# [Work required]
According to the abstract on amino-functionalized MOFs, which of the frameworks can enrich dye molecules to purify water?

# [Document]
____________
Amino-functionalized MOFs with high physicochemical stability for efficient gas storage/separation, dye adsorption and catalytic performance

Abstract: A major goal of metal–organic framework (MOF) research is to adjust the structure and function for specific applications. It is highly desirable to develop new multifunctional MOF materials for selective guest molecule storage/separation and catalysis. Recent advances in the synthesis of MOFs have created new opportunities in this direction. Although many multifunctional MOFs have been synthesized to explore different applications, it is still a challenge to construct MOFs with high physicochemical stability for specific applications. In addition, most of the MOFs only have a microporous structure, which is not conducive to the transportation of substances and the entry of macromolecules, thus limiting the applications of these materials in macromolecular adsorption. Herein, we present three amino-functionalized InIII/AlIII/ZrIV-based MOFs with high physicochemical stability for multifunctional performances. The pore size of these MOFs varies from a few angstroms to the nanometre scale, and their specific surface areas and pore volumes gradually increase with the change of nodes. Further studies reveal that these MOFs are promising candidates as storage mediums for hydrogen (H2) and as separation agents for the selective removal of (C3Hn–C2Hn) from natural gas (NG). The mesoporous Zr-MOF can effectively enrich dye molecules to purify water, and the adsorption dynamics of a series of organic dyes shows that there are no size and charge-selective effects for the adsorption process. Furthermore, the catalytic efficiency and mechanism of Knoevenagel condensation reactions have also been studied in detail. Overall, the three versatile amino-functionalized MOFs highlight the advantages of metal–organic frameworks for designing host materials tailored for applications in hydrogen (H2) storage, light hydrocarbon adsorption/separation, water purification, and catalysis.
____________
# [Recorded information]

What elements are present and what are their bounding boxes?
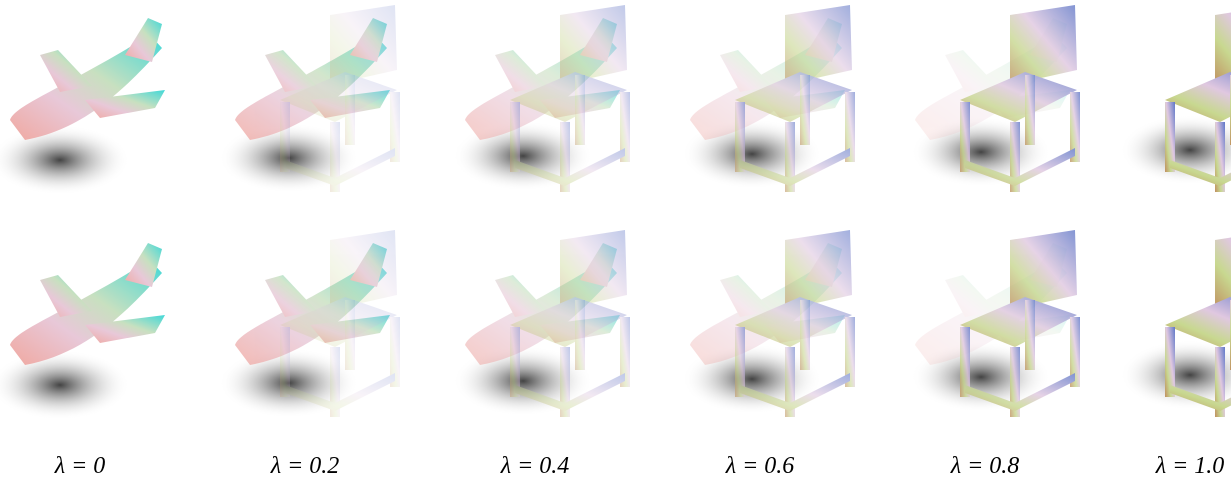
____________
# [Answer to the exercise]
The mesoporous Zr-MOF.